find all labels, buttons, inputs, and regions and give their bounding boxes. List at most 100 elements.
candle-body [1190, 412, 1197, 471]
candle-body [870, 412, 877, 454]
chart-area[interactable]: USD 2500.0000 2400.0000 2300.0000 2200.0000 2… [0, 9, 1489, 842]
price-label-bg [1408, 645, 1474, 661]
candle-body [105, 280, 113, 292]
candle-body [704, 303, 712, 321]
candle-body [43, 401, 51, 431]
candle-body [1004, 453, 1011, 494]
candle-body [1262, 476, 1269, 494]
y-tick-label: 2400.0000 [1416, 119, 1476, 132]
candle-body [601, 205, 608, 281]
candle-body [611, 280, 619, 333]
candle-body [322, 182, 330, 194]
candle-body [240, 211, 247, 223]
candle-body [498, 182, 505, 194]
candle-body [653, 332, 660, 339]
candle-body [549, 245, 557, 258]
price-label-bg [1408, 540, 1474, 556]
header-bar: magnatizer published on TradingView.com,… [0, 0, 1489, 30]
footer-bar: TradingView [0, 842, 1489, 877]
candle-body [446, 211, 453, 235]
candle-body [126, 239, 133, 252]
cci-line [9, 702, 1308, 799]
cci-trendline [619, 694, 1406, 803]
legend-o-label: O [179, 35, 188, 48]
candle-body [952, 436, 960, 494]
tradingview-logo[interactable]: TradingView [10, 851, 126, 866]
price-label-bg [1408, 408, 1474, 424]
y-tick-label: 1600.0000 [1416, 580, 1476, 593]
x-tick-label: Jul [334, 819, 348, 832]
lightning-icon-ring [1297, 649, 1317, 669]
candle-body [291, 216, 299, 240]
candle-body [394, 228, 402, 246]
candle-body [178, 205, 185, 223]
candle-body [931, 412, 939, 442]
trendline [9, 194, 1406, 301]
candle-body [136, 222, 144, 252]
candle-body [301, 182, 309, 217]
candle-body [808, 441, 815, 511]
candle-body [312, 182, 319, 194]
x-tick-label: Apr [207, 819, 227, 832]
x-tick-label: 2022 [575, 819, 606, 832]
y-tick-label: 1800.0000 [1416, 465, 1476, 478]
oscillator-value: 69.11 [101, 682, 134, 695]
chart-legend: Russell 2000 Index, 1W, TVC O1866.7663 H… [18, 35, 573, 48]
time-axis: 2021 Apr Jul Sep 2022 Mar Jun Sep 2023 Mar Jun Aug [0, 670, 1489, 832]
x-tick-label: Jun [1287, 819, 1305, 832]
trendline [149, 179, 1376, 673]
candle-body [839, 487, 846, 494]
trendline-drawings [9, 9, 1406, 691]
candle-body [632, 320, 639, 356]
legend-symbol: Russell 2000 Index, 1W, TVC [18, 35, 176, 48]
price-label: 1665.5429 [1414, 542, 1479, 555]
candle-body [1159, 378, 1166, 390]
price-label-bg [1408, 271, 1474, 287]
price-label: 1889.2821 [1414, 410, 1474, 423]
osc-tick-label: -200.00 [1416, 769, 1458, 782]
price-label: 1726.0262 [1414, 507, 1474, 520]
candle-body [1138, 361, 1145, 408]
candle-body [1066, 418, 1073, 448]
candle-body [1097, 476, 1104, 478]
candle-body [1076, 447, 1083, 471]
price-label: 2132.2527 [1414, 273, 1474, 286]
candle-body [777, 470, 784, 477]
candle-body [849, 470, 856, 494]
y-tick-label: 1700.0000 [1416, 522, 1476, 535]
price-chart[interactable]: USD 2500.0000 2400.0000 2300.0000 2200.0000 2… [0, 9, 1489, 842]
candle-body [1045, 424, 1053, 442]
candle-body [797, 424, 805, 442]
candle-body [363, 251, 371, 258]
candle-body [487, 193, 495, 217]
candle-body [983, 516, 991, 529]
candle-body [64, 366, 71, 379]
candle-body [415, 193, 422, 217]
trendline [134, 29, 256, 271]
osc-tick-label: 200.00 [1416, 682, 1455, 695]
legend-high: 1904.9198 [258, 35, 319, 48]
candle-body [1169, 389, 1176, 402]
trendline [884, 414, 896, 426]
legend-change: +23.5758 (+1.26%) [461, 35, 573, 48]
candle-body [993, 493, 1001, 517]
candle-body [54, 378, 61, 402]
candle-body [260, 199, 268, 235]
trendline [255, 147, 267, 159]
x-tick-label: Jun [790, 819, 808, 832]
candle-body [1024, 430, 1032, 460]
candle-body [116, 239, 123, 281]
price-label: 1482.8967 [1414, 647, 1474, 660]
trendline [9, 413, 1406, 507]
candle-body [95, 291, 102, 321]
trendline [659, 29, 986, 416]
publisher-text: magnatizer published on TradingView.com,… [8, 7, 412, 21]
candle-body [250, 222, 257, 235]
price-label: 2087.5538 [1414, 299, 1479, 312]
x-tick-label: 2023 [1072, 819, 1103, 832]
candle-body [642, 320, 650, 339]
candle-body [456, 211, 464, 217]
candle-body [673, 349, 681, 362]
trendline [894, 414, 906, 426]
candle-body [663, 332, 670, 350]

● WHAT YOU ARE ASKED TO DO:
Output everything from the start of the lines down to the line containing "price-label-bg [1408, 271, 1474, 287]", both ends included, matching each line exactly.

● OUTPUT:
find all labels, buttons, inputs, and regions and give their bounding boxes. List at most 100 elements.
candle-body [1190, 412, 1197, 471]
candle-body [870, 412, 877, 454]
chart-area[interactable]: USD 2500.0000 2400.0000 2300.0000 2200.0000 2… [0, 9, 1489, 842]
price-label-bg [1408, 645, 1474, 661]
candle-body [105, 280, 113, 292]
candle-body [704, 303, 712, 321]
candle-body [43, 401, 51, 431]
candle-body [1004, 453, 1011, 494]
candle-body [1262, 476, 1269, 494]
y-tick-label: 2400.0000 [1416, 119, 1476, 132]
candle-body [601, 205, 608, 281]
candle-body [611, 280, 619, 333]
candle-body [322, 182, 330, 194]
candle-body [240, 211, 247, 223]
candle-body [498, 182, 505, 194]
candle-body [653, 332, 660, 339]
candle-body [549, 245, 557, 258]
price-label-bg [1408, 540, 1474, 556]
header-bar: magnatizer published on TradingView.com,… [0, 0, 1489, 30]
footer-bar: TradingView [0, 842, 1489, 877]
candle-body [446, 211, 453, 235]
candle-body [126, 239, 133, 252]
cci-line [9, 702, 1308, 799]
cci-trendline [619, 694, 1406, 803]
legend-o-label: O [179, 35, 188, 48]
candle-body [952, 436, 960, 494]
tradingview-logo[interactable]: TradingView [10, 851, 126, 866]
price-label-bg [1408, 408, 1474, 424]
y-tick-label: 1600.0000 [1416, 580, 1476, 593]
x-tick-label: Jul [334, 819, 348, 832]
lightning-icon-ring [1297, 649, 1317, 669]
candle-body [291, 216, 299, 240]
candle-body [394, 228, 402, 246]
candle-body [178, 205, 185, 223]
candle-body [931, 412, 939, 442]
trendline [9, 194, 1406, 301]
candle-body [136, 222, 144, 252]
candle-body [301, 182, 309, 217]
candle-body [808, 441, 815, 511]
candle-body [312, 182, 319, 194]
x-tick-label: Apr [207, 819, 227, 832]
x-tick-label: 2022 [575, 819, 606, 832]
y-tick-label: 1800.0000 [1416, 465, 1476, 478]
oscillator-value: 69.11 [101, 682, 134, 695]
chart-legend: Russell 2000 Index, 1W, TVC O1866.7663 H… [18, 35, 573, 48]
time-axis: 2021 Apr Jul Sep 2022 Mar Jun Sep 2023 Mar Jun Aug [0, 670, 1489, 832]
x-tick-label: Jun [1287, 819, 1305, 832]
trendline [149, 179, 1376, 673]
candle-body [839, 487, 846, 494]
trendline-drawings [9, 9, 1406, 691]
candle-body [632, 320, 639, 356]
legend-symbol: Russell 2000 Index, 1W, TVC [18, 35, 176, 48]
price-label: 1665.5429 [1414, 542, 1479, 555]
candle-body [1159, 378, 1166, 390]
price-label-bg [1408, 271, 1474, 287]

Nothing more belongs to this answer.